--- CHALLENGES ---
**1.** According to the passage on Christmas and human character, what do people give more of at this time of year than at any other?
**2.** From the passage on Christmas and human character, extract everything from "Actually, we are" down to "those same evils.".
**3.** Extend the passage on Christmas and human character, picking up from its final sentence.

--- GIVEN PASSAGE ---
And it seems that love is a part of the holiday, too. You see things in people this time of year that you don’t see any other time. In some ways, we get the feeling that this time of year shows the ‘real character’ of people. They just seem to care more, help more, and love more. Red buckets are hung by ringing bells, toys for tots are stuffed in boxes all over town, people even give more blood at this time of year than any other. It’s nice that, for a few weeks at least, people show that kind of love for one another. But before we pat ourselves on the shoulders for a ‘job well done’ we should remember that even a full year full of Christmases wouldn’t be enough to make up for all the ugliness, pain and selfishness that people inflict on one another for the rest of the year. Christmas good deeds aren’t the ‘real character’ of people. The ‘real character’ of all people is sin.
Actually, we are exactly the opposite of the ‘goodness and loving kindness’ shown to us at Christmas time. How many ways have been invented by people to cause each other pain? Christmas joy is the blip on the radar; it’s the exception not the rule. A quick perusal of the news will quickly confirm it. The top stories of most every day show the dark nature of human beings. Murder, theft, abuse, and greed top the list of evils. And worst of all, children are often the targets of those same evils.

--- DATASET ---
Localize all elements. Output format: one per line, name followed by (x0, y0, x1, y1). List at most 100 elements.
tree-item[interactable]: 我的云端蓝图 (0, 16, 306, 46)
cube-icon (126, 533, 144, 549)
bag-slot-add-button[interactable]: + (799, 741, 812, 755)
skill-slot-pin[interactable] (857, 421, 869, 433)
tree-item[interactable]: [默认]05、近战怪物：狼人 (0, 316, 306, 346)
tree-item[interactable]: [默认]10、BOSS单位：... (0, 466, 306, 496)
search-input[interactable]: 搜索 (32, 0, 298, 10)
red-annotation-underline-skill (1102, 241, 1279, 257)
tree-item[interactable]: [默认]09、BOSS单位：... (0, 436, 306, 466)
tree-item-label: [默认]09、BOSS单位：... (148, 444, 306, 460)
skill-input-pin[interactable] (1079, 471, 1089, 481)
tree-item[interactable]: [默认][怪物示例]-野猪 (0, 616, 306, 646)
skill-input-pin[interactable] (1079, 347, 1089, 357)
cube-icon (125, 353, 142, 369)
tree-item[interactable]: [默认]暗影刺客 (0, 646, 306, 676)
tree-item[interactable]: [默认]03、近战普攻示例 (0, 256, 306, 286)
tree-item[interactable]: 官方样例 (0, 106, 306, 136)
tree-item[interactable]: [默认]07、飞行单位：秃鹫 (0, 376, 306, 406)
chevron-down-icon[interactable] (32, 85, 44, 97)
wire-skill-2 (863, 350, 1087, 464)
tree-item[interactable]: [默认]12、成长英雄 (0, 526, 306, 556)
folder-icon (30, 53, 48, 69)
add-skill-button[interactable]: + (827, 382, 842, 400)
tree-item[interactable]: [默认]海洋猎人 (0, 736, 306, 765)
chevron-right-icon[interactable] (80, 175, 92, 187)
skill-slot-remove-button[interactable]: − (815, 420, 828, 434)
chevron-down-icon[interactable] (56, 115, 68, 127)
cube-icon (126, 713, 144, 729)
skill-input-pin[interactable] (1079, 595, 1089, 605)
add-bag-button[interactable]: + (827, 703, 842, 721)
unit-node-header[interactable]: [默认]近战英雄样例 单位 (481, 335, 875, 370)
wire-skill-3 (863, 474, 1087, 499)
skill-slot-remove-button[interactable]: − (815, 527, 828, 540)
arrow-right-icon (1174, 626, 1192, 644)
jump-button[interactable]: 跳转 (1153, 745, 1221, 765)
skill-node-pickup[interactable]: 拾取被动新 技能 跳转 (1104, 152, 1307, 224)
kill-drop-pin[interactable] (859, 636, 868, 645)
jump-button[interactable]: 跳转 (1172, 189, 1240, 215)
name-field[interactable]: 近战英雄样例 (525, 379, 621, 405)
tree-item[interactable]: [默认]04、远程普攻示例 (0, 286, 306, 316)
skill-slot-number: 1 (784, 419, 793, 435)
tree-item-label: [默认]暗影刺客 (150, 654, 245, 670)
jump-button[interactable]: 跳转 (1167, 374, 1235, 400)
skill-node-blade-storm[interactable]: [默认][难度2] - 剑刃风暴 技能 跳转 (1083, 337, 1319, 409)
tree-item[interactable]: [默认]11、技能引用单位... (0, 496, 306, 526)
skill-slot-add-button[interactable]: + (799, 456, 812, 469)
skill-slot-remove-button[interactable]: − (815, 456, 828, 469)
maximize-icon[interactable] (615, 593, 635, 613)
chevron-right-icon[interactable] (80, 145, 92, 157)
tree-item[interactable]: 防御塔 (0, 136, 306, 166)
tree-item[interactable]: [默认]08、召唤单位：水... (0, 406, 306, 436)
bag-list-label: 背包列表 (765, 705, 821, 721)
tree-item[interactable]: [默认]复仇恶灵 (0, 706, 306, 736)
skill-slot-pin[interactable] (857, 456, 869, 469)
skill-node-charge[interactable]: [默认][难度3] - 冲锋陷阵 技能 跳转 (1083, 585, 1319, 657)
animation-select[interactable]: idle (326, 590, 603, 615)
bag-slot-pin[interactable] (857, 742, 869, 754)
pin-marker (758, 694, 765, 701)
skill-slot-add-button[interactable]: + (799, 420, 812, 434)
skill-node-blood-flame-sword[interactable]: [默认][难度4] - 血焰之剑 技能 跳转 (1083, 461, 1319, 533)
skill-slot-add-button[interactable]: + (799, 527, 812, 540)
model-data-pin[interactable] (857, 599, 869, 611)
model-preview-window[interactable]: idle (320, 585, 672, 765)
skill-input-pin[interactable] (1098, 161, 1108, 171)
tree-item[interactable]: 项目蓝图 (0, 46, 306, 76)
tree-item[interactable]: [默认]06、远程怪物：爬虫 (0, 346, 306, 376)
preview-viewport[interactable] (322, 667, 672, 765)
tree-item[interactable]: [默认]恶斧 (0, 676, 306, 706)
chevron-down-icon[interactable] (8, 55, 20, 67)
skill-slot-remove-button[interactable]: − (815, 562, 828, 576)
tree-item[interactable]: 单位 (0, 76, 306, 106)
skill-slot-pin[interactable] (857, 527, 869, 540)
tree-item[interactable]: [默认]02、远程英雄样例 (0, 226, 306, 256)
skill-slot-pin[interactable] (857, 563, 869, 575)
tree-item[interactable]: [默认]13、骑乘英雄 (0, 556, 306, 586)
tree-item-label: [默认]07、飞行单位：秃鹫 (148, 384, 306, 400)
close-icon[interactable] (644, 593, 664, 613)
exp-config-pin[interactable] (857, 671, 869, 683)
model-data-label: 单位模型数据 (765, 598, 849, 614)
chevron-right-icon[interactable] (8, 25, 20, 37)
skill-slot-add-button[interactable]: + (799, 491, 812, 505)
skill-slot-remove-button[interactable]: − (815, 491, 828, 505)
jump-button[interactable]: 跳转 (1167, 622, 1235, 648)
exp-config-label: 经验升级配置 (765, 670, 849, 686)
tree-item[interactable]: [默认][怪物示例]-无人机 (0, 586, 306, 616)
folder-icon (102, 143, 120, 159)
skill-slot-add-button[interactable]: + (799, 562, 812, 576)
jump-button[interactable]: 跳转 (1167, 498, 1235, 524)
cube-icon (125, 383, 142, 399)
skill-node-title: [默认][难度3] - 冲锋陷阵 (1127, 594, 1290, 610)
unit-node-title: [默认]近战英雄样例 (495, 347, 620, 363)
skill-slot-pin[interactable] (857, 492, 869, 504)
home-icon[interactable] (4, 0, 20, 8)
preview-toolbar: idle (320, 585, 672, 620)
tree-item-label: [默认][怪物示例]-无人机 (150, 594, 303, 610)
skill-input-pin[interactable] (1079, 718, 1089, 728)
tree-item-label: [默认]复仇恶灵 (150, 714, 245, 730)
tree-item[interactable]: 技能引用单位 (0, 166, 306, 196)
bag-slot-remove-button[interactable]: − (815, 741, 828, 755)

--- ANSWERS BY TASK ---
**1.** Blood.

**2.**
Actually, we are exactly the opposite of the ‘goodness and loving kindness’ shown to us at Christmas time. How many ways have been invented by people to cause each other pain? Christmas joy is the blip on the radar; it’s the exception not the rule. A quick perusal of the news will quickly confirm it. The top stories of most every day show the dark nature of human beings. Murder, theft, abuse, and greed top the list of evils. And worst of all, children are often the targets of those same evils.

**3.**
Now, let’s make it personal. It’s one thing to point to the world out there and say that it’s full of evil people, it’s quite another to turn that finger on ourselves. But that’s exactly what we have to do. We can see our own guilt very quickly by just looking at one of God’s Ten Commandments. “You shall not kill.” It says. Jesus, that lovable little baby accuses us when he says,
22But I say to you that everyone who is angry with his brother will be liable to judgment; whoever insults his brother will be liable to the council; and whoever says, ‘You fool!’ will be liable to the hell of fire. Matthew 5:22 (ESV)”
Who among you hasn’t been angry? I know I’ve been angry with someone and recently, even during the month of December! The time when there is suppose to be ‘peace on earth,’ the peace was shattered by anger. Insults are the same and even calling someone a fool. What Jesus is really saying is that you don’t have to spill someone’s blood to violate God’s will for your life. Just like everyone else on the planet, your ‘real character’ isn’t shown at Christmas. There is blackness in your heart that you can’t erase with any amount of ‘good deeds’ at Christmas time. No matter how much ‘good’ you do, that evil will still be there and will spill out again.
You might be able to fool the people who live around you by doing good things, but God sees your heart. God sees my heart. He sees the evil, the selfishness, and the deceit that is there. And God doesn’t judge the things we do by how good they are; He judges the things we do by our hearts. When He looks into our hearts, He sees that we don’t deserve goodness and loving kindness at all. What we really deserve is punishment.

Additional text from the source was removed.